Can you rewrite the items in the stretch from the line containing "For every button, label, input, icon, or" through the line containing "line-number: 7 bbox=[4, 766, 32, 817]", replacing "screenshot" with "image" and keeping everything else the same, with the pictures left out?

• _Data in this exercise_
══════════

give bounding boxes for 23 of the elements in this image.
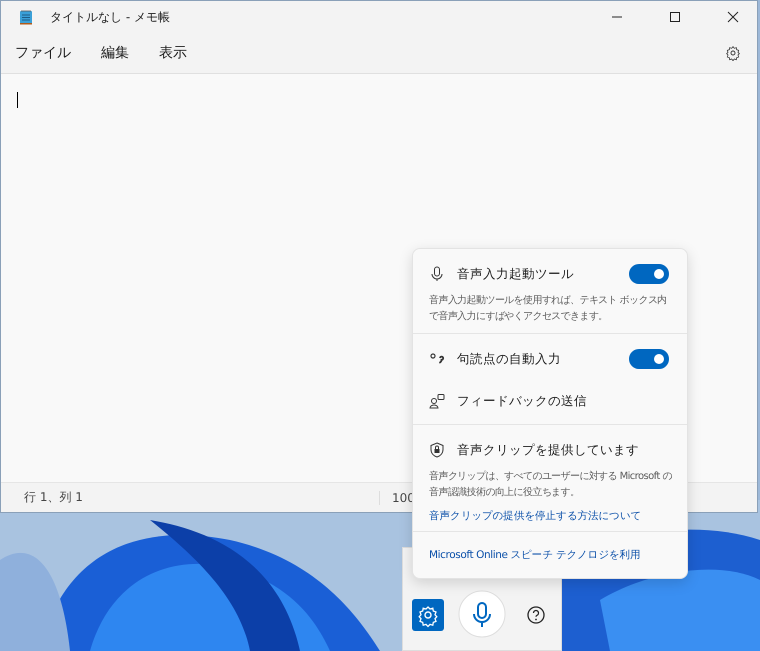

══════════

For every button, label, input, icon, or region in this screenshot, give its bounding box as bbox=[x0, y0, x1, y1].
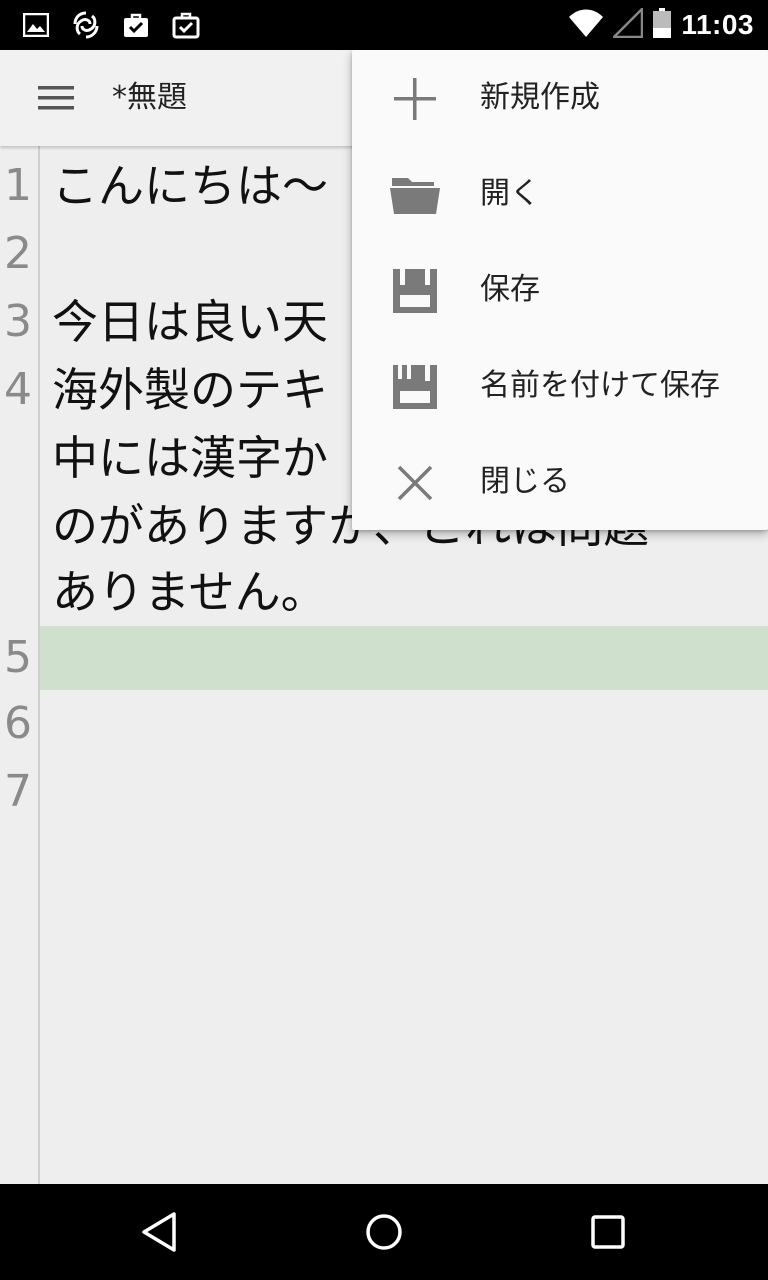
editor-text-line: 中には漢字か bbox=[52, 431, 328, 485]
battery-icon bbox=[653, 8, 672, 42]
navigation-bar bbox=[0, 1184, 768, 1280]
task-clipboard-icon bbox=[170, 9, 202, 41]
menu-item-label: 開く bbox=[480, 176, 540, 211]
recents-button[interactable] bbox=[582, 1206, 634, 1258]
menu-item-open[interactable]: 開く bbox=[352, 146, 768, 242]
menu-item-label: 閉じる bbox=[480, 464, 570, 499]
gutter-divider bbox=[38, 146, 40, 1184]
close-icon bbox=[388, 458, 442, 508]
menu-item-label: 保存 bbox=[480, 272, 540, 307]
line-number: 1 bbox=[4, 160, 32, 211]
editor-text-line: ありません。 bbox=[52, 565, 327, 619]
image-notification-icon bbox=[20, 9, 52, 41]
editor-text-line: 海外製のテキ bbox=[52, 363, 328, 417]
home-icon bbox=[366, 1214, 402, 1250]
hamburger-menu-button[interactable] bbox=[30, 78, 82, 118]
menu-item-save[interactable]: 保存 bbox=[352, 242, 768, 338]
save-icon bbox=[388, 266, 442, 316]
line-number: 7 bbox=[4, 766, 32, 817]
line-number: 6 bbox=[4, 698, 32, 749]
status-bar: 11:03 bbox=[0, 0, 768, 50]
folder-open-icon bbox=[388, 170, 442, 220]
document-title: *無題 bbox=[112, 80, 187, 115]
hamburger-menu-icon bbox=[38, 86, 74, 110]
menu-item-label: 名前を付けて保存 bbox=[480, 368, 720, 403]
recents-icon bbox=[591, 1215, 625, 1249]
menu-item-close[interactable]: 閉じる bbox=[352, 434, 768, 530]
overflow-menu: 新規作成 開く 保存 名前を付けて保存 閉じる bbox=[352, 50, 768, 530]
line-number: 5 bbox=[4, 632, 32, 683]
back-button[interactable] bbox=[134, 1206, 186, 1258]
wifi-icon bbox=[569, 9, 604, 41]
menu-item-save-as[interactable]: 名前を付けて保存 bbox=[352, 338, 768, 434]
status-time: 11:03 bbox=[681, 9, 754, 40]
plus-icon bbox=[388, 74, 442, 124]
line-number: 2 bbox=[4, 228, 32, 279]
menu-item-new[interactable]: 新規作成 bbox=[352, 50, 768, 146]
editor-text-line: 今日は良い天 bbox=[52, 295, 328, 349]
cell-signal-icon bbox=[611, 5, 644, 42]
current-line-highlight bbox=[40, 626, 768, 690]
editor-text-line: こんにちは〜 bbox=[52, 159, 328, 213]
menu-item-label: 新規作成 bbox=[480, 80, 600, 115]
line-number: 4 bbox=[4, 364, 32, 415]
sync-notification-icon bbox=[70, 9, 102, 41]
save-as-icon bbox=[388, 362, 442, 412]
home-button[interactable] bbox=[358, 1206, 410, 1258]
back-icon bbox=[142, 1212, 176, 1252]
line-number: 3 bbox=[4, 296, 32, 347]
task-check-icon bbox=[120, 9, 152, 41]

══════════

• _Finished answer_
For every button, label, input, icon, or region in this image, give its bounding box as bbox=[x0, y0, x1, y1].
editor-text-line: 中には漢字か bbox=[52, 431, 328, 485]
battery-icon bbox=[653, 8, 672, 42]
navigation-bar bbox=[0, 1184, 768, 1280]
task-clipboard-icon bbox=[170, 9, 202, 41]
menu-item-label: 開く bbox=[480, 176, 540, 211]
recents-button[interactable] bbox=[582, 1206, 634, 1258]
menu-item-open[interactable]: 開く bbox=[352, 146, 768, 242]
menu-item-label: 閉じる bbox=[480, 464, 570, 499]
gutter-divider bbox=[38, 146, 40, 1184]
close-icon bbox=[388, 458, 442, 508]
menu-item-label: 保存 bbox=[480, 272, 540, 307]
line-number: 1 bbox=[4, 160, 32, 211]
editor-text-line: ありません。 bbox=[52, 565, 327, 619]
image-notification-icon bbox=[20, 9, 52, 41]
editor-text-line: 海外製のテキ bbox=[52, 363, 328, 417]
home-icon bbox=[366, 1214, 402, 1250]
hamburger-menu-button[interactable] bbox=[30, 78, 82, 118]
menu-item-save[interactable]: 保存 bbox=[352, 242, 768, 338]
save-icon bbox=[388, 266, 442, 316]
line-number: 7 bbox=[4, 766, 32, 817]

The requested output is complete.